EXERCISE DIRECTIONS: Reproduce this listing in full.

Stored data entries
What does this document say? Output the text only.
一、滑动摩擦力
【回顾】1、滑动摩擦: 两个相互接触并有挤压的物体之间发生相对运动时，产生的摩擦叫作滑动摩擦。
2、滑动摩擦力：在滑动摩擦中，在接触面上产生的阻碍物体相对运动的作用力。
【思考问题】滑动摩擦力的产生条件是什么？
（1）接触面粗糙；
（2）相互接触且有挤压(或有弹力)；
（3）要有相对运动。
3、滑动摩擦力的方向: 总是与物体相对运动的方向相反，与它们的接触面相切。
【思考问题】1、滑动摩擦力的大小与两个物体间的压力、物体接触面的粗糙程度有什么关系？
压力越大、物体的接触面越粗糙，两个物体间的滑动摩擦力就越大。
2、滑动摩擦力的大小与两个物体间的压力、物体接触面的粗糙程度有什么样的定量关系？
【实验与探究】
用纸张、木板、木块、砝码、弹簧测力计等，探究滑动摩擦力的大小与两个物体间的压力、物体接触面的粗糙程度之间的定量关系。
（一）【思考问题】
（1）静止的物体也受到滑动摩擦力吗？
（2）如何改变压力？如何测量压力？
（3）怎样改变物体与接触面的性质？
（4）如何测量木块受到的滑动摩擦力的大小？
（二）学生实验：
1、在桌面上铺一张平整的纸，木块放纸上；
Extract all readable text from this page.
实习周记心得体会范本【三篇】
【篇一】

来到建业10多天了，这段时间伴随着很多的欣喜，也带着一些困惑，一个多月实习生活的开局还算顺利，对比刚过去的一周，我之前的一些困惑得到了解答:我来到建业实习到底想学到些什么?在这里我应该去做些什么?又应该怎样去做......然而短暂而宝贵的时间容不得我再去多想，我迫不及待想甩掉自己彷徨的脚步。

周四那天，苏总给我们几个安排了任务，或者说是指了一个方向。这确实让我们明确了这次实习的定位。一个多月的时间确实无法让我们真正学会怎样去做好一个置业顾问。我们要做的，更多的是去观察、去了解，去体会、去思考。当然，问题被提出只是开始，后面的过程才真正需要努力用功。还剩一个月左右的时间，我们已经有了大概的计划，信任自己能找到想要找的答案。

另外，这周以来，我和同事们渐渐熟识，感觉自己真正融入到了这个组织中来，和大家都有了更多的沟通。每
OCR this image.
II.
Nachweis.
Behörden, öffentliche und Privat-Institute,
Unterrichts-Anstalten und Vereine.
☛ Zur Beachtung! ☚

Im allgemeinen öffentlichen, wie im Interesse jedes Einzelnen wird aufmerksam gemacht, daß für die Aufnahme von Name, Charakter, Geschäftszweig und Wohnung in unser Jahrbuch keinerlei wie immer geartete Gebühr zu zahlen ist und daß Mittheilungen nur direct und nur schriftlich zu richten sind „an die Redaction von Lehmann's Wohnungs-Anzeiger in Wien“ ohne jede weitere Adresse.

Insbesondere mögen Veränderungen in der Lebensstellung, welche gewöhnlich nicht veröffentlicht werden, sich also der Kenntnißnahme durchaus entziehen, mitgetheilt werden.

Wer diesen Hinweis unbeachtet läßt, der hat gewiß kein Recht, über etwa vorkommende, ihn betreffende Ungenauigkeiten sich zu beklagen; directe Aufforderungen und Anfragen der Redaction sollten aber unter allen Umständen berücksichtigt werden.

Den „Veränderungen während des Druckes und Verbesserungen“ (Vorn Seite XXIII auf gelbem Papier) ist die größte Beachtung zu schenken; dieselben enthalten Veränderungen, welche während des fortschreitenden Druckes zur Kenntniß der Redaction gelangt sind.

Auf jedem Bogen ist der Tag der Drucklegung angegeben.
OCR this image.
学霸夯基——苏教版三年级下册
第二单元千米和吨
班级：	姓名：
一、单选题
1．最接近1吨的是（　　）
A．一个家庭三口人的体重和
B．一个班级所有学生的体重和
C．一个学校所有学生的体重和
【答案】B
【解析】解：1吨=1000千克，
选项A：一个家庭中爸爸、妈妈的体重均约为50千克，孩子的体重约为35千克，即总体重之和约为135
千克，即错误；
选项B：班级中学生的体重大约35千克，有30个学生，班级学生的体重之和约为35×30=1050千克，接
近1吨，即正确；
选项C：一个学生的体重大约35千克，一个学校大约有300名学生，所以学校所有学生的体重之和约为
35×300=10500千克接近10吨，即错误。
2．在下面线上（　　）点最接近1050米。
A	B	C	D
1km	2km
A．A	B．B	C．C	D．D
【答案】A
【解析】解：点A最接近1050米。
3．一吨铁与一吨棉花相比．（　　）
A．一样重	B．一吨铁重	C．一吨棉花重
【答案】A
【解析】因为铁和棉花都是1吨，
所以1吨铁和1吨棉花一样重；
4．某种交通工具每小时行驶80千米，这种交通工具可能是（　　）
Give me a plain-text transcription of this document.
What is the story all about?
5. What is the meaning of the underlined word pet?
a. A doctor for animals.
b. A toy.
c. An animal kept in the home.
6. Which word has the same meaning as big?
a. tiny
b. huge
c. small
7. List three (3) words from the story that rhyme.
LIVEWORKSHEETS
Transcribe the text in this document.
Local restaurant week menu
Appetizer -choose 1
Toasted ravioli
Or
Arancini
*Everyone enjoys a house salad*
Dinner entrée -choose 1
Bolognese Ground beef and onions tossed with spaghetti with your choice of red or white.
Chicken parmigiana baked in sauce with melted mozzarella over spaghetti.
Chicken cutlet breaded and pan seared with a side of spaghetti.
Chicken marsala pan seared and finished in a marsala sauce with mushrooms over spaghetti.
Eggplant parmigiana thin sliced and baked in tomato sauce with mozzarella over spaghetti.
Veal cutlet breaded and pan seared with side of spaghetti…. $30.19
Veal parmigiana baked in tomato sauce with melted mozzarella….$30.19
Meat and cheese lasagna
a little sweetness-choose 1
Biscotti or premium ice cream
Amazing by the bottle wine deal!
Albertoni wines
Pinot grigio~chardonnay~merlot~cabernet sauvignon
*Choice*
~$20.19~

CORRECT RESPONSE:
What does this document say? Output the text only.
一、滑动摩擦力
【回顾】1、滑动摩擦: 两个相互接触并有挤压的物体之间发生相对运动时，产生的摩擦叫作滑动摩擦。
2、滑动摩擦力：在滑动摩擦中，在接触面上产生的阻碍物体相对运动的作用力。
【思考问题】滑动摩擦力的产生条件是什么？
（1）接触面粗糙；
（2）相互接触且有挤压(或有弹力)；
（3）要有相对运动。
3、滑动摩擦力的方向: 总是与物体相对运动的方向相反，与它们的接触面相切。
【思考问题】1、滑动摩擦力的大小与两个物体间的压力、物体接触面的粗糙程度有什么关系？
压力越大、物体的接触面越粗糙，两个物体间的滑动摩擦力就越大。
2、滑动摩擦力的大小与两个物体间的压力、物体接触面的粗糙程度有什么样的定量关系？
【实验与探究】
用纸张、木板、木块、砝码、弹簧测力计等，探究滑动摩擦力的大小与两个物体间的压力、物体接触面的粗糙程度之间的定量关系。
（一）【思考问题】
（1）静止的物体也受到滑动摩擦力吗？
（2）如何改变压力？如何测量压力？
（3）怎样改变物体与接触面的性质？
（4）如何测量木块受到的滑动摩擦力的大小？
（二）学生实验：
1、在桌面上铺一张平整的纸，木块放纸上；
Extract all readable text from this page.
实习周记心得体会范本【三篇】
【篇一】

来到建业10多天了，这段时间伴随着很多的欣喜，也带着一些困惑，一个多月实习生活的开局还算顺利，对比刚过去的一周，我之前的一些困惑得到了解答:我来到建业实习到底想学到些什么?在这里我应该去做些什么?又应该怎样去做......然而短暂而宝贵的时间容不得我再去多想，我迫不及待想甩掉自己彷徨的脚步。

周四那天，苏总给我们几个安排了任务，或者说是指了一个方向。这确实让我们明确了这次实习的定位。一个多月的时间确实无法让我们真正学会怎样去做好一个置业顾问。我们要做的，更多的是去观察、去了解，去体会、去思考。当然，问题被提出只是开始，后面的过程才真正需要努力用功。还剩一个月左右的时间，我们已经有了大概的计划，信任自己能找到想要找的答案。

另外，这周以来，我和同事们渐渐熟识，感觉自己真正融入到了这个组织中来，和大家都有了更多的沟通。每
OCR this image.
II.
Nachweis.
Behörden, öffentliche und Privat-Institute,
Unterrichts-Anstalten und Vereine.
☛ Zur Beachtung! ☚

Im allgemeinen öffentlichen, wie im Interesse jedes Einzelnen wird aufmerksam gemacht, daß für die Aufnahme von Name, Charakter, Geschäftszweig und Wohnung in unser Jahrbuch keinerlei wie immer geartete Gebühr zu zahlen ist und daß Mittheilungen nur direct und nur schriftlich zu richten sind „an die Redaction von Lehmann's Wohnungs-Anzeiger in Wien“ ohne jede weitere Adresse.

Insbesondere mögen Veränderungen in der Lebensstellung, welche gewöhnlich nicht veröffentlicht werden, sich also der Kenntnißnahme durchaus entziehen, mitgetheilt werden.

Wer diesen Hinweis unbeachtet läßt, der hat gewiß kein Recht, über etwa vorkommende, ihn betreffende Ungenauigkeiten sich zu beklagen; directe Aufforderungen und Anfragen der Redaction sollten aber unter allen Umständen berücksichtigt werden.

Den „Veränderungen während des Druckes und Verbesserungen“ (Vorn Seite XXIII auf gelbem Papier) ist die größte Beachtung zu schenken; dieselben enthalten Veränderungen, welche während des fortschreitenden Druckes zur Kenntniß der Redaction gelangt sind.

Auf jedem Bogen ist der Tag der Drucklegung angegeben.
OCR this image.
学霸夯基——苏教版三年级下册
第二单元千米和吨
班级：	姓名：
一、单选题
1．最接近1吨的是（　　）
A．一个家庭三口人的体重和
B．一个班级所有学生的体重和
C．一个学校所有学生的体重和
【答案】B
【解析】解：1吨=1000千克，
选项A：一个家庭中爸爸、妈妈的体重均约为50千克，孩子的体重约为35千克，即总体重之和约为135
千克，即错误；
选项B：班级中学生的体重大约35千克，有30个学生，班级学生的体重之和约为35×30=1050千克，接
近1吨，即正确；
选项C：一个学生的体重大约35千克，一个学校大约有300名学生，所以学校所有学生的体重之和约为
35×300=10500千克接近10吨，即错误。
2．在下面线上（　　）点最接近1050米。
A	B	C	D
1km	2km
A．A	B．B	C．C	D．D
【答案】A
【解析】解：点A最接近1050米。
3．一吨铁与一吨棉花相比．（　　）
A．一样重	B．一吨铁重	C．一吨棉花重
【答案】A
【解析】因为铁和棉花都是1吨，
所以1吨铁和1吨棉花一样重；
4．某种交通工具每小时行驶80千米，这种交通工具可能是（　　）
Give me a plain-text transcription of this document.
What is the story all about?
5. What is the meaning of the underlined word pet?
a. A doctor for animals.
b. A toy.
c. An animal kept in the home.
6. Which word has the same meaning as big?
a. tiny
b. huge
c. small
7. List three (3) words from the story that rhyme.
LIVEWORKSHEETS
Transcribe the text in this document.
Local restaurant week menu
Appetizer -choose 1
Toasted ravioli
Or
Arancini
*Everyone enjoys a house salad*
Dinner entrée -choose 1
Bolognese Ground beef and onions tossed with spaghetti with your choice of red or white.
Chicken parmigiana baked in sauce with melted mozzarella over spaghetti.
Chicken cutlet breaded and pan seared with a side of spaghetti.
Chicken marsala pan seared and finished in a marsala sauce with mushrooms over spaghetti.
Eggplant parmigiana thin sliced and baked in tomato sauce with mozzarella over spaghetti.
Veal cutlet breaded and pan seared with side of spaghetti…. $30.19
Veal parmigiana baked in tomato sauce with melted mozzarella….$30.19
Meat and cheese lasagna
a little sweetness-choose 1
Biscotti or premium ice cream
Amazing by the bottle wine deal!
Albertoni wines
Pinot grigio~chardonnay~merlot~cabernet sauvignon
*Choice*
~$20.19~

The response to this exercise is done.